### WHAT IS EXPECTED
Make an exact copy of the records, with the images left out.

### EXERCISE MATERIALS
>>>

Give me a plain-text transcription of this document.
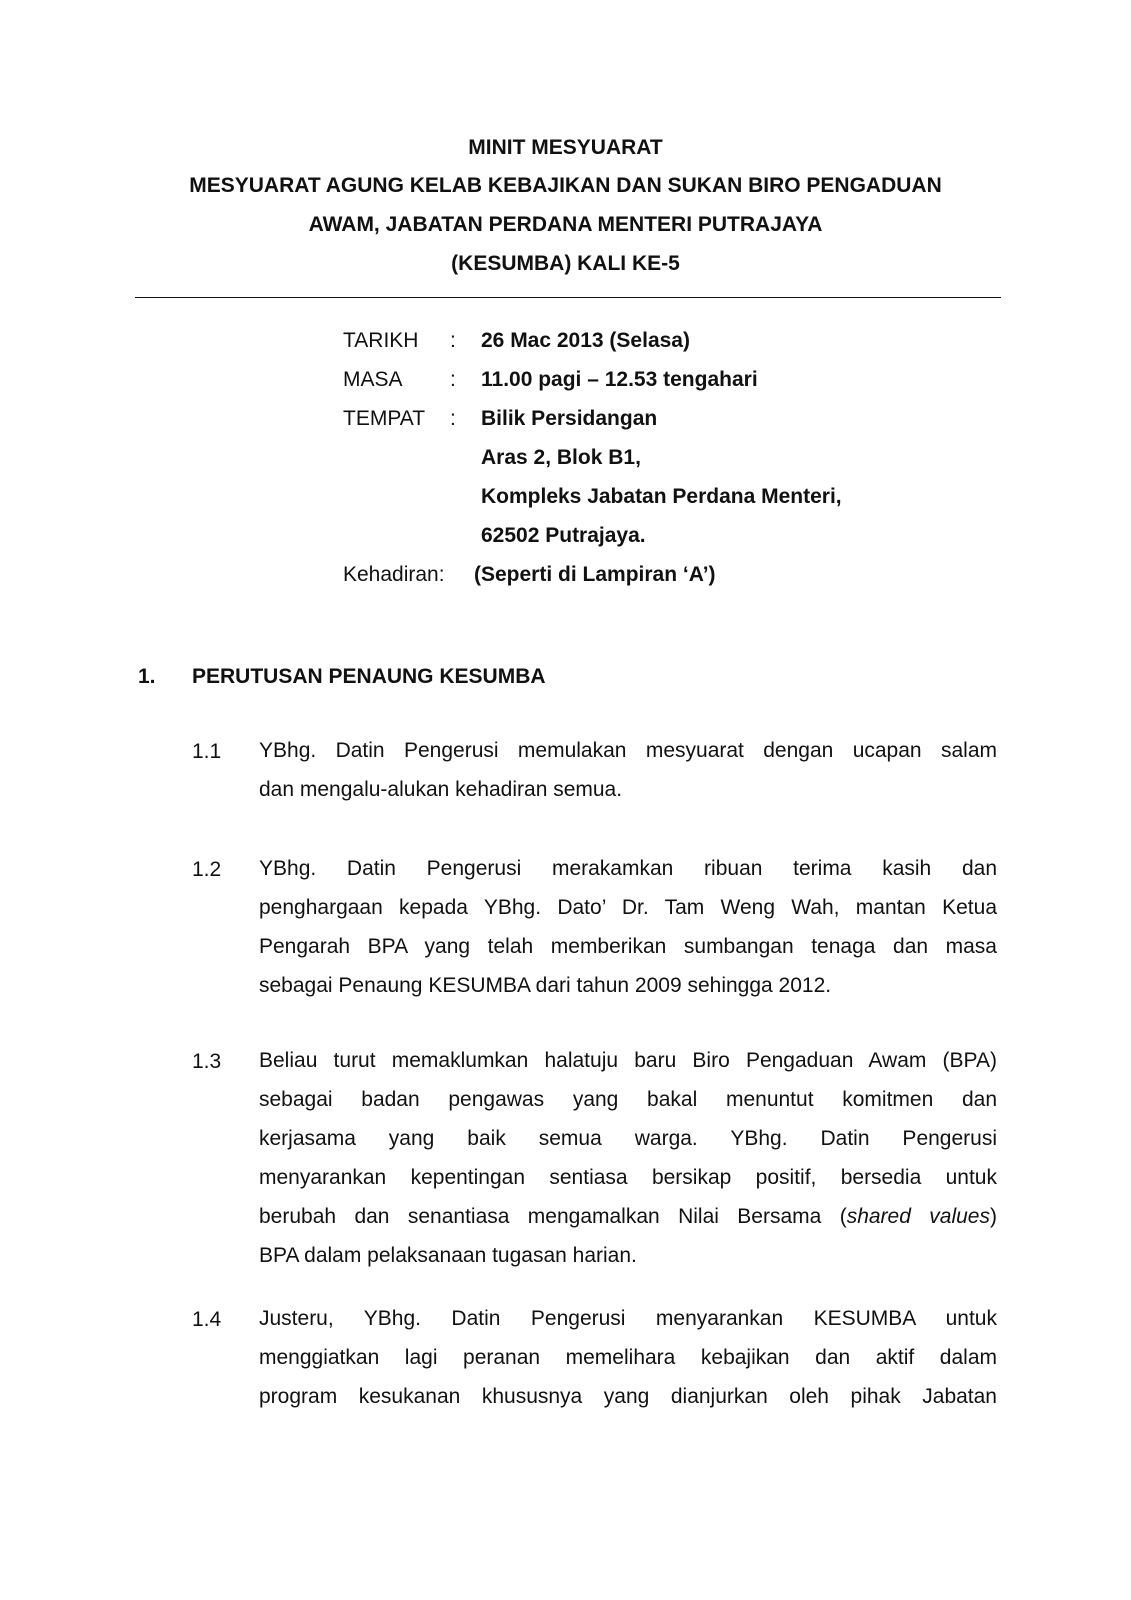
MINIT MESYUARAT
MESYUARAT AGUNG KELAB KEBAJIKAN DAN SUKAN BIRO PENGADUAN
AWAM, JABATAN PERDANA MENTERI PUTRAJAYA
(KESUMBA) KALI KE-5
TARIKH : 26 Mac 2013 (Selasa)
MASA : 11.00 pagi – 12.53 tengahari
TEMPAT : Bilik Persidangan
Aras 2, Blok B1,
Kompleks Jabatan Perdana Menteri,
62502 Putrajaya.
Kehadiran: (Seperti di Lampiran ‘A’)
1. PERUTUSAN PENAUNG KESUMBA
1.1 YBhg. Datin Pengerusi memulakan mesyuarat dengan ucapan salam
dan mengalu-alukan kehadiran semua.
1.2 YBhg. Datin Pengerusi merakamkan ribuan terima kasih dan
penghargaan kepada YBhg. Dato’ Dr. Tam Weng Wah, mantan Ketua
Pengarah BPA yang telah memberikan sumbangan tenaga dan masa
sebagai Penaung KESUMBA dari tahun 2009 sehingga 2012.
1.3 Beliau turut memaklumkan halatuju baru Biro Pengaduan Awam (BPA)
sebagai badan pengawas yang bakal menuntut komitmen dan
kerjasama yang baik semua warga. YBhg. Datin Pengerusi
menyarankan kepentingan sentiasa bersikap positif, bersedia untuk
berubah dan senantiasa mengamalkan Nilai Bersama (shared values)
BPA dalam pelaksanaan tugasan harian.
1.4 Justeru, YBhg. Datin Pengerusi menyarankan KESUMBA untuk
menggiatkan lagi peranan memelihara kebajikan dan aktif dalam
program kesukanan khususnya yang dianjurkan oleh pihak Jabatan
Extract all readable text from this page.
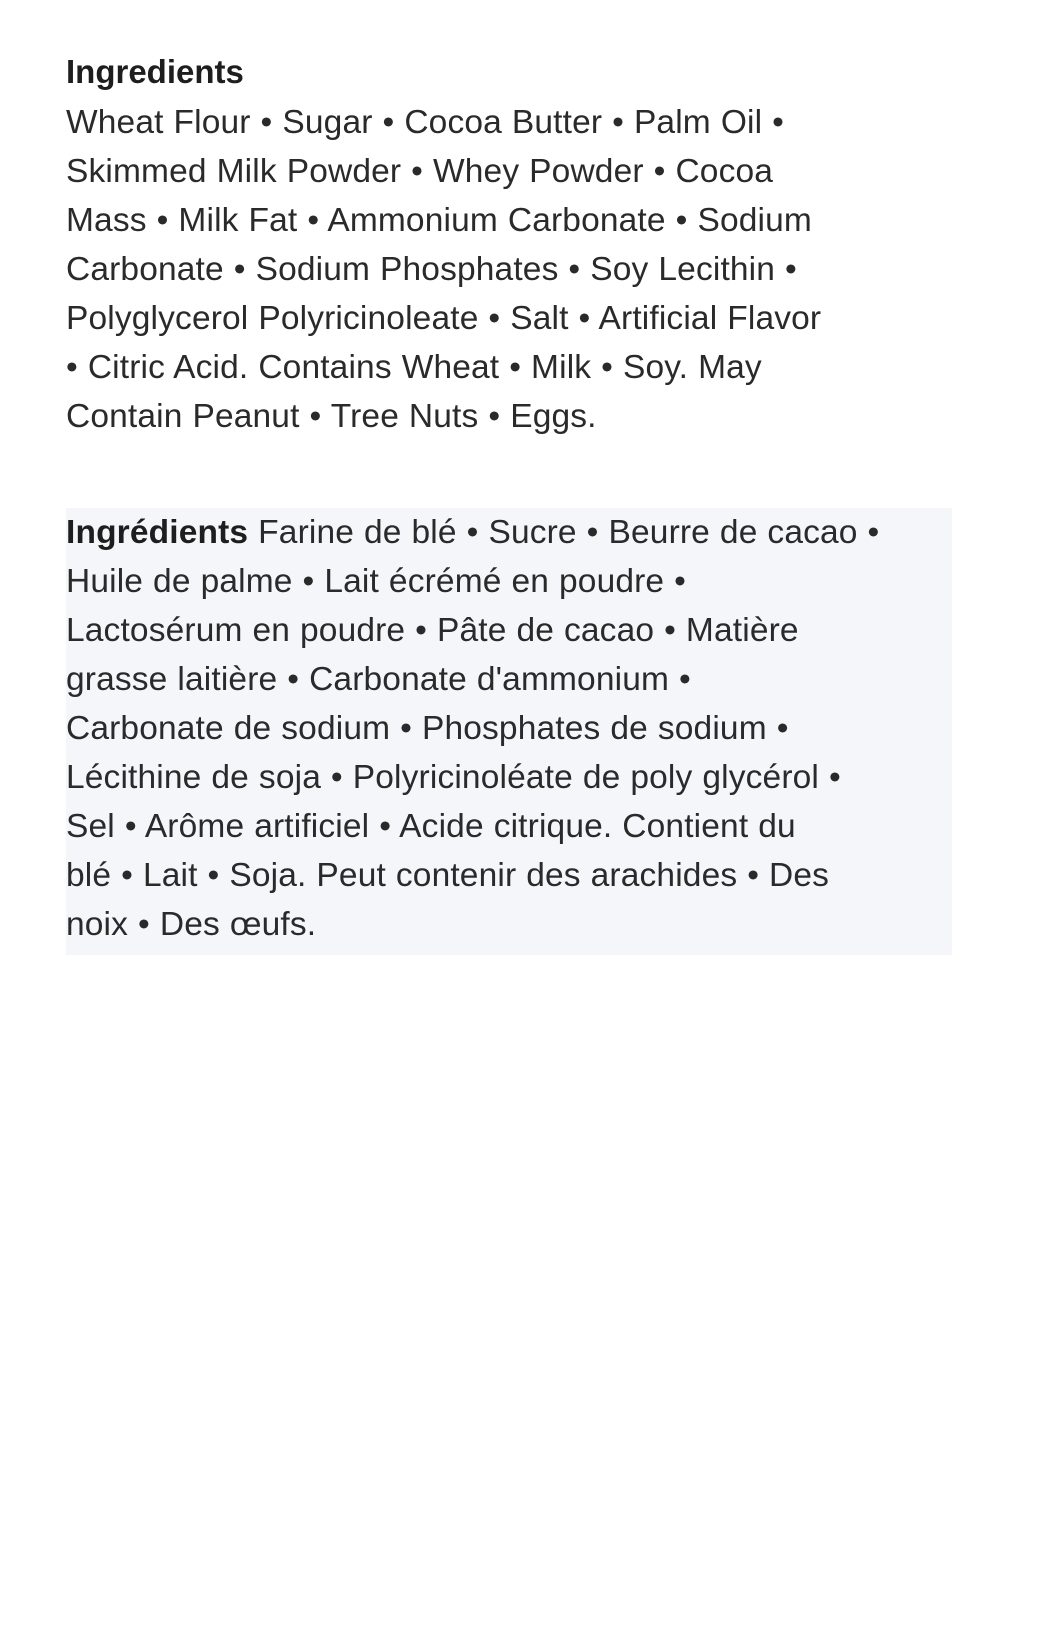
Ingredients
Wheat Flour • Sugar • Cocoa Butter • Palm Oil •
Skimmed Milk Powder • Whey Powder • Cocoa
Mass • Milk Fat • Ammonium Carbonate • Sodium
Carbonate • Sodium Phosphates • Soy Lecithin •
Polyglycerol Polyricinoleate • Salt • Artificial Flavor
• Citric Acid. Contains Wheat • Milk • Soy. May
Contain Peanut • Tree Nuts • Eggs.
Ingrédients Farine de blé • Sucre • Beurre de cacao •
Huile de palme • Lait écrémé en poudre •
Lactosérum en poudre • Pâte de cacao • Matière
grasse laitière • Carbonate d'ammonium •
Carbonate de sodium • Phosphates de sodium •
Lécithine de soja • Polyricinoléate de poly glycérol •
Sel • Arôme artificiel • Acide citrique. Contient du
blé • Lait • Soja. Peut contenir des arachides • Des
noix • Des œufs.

<<<

### THE RESULT
Give me a plain-text transcription of this document.
MINIT MESYUARAT
MESYUARAT AGUNG KELAB KEBAJIKAN DAN SUKAN BIRO PENGADUAN
AWAM, JABATAN PERDANA MENTERI PUTRAJAYA
(KESUMBA) KALI KE-5
TARIKH : 26 Mac 2013 (Selasa)
MASA : 11.00 pagi – 12.53 tengahari
TEMPAT : Bilik Persidangan
Aras 2, Blok B1,
Kompleks Jabatan Perdana Menteri,
62502 Putrajaya.
Kehadiran: (Seperti di Lampiran ‘A’)
1. PERUTUSAN PENAUNG KESUMBA
1.1 YBhg. Datin Pengerusi memulakan mesyuarat dengan ucapan salam
dan mengalu-alukan kehadiran semua.
1.2 YBhg. Datin Pengerusi merakamkan ribuan terima kasih dan
penghargaan kepada YBhg. Dato’ Dr. Tam Weng Wah, mantan Ketua
Pengarah BPA yang telah memberikan sumbangan tenaga dan masa
sebagai Penaung KESUMBA dari tahun 2009 sehingga 2012.
1.3 Beliau turut memaklumkan halatuju baru Biro Pengaduan Awam (BPA)
sebagai badan pengawas yang bakal menuntut komitmen dan
kerjasama yang baik semua warga. YBhg. Datin Pengerusi
menyarankan kepentingan sentiasa bersikap positif, bersedia untuk
berubah dan senantiasa mengamalkan Nilai Bersama (shared values)
BPA dalam pelaksanaan tugasan harian.
1.4 Justeru, YBhg. Datin Pengerusi menyarankan KESUMBA untuk
menggiatkan lagi peranan memelihara kebajikan dan aktif dalam
program kesukanan khususnya yang dianjurkan oleh pihak Jabatan
Extract all readable text from this page.
Ingredients
Wheat Flour • Sugar • Cocoa Butter • Palm Oil •
Skimmed Milk Powder • Whey Powder • Cocoa
Mass • Milk Fat • Ammonium Carbonate • Sodium
Carbonate • Sodium Phosphates • Soy Lecithin •
Polyglycerol Polyricinoleate • Salt • Artificial Flavor
• Citric Acid. Contains Wheat • Milk • Soy. May
Contain Peanut • Tree Nuts • Eggs.
Ingrédients Farine de blé • Sucre • Beurre de cacao •
Huile de palme • Lait écrémé en poudre •
Lactosérum en poudre • Pâte de cacao • Matière
grasse laitière • Carbonate d'ammonium •
Carbonate de sodium • Phosphates de sodium •
Lécithine de soja • Polyricinoléate de poly glycérol •
Sel • Arôme artificiel • Acide citrique. Contient du
blé • Lait • Soja. Peut contenir des arachides • Des
noix • Des œufs.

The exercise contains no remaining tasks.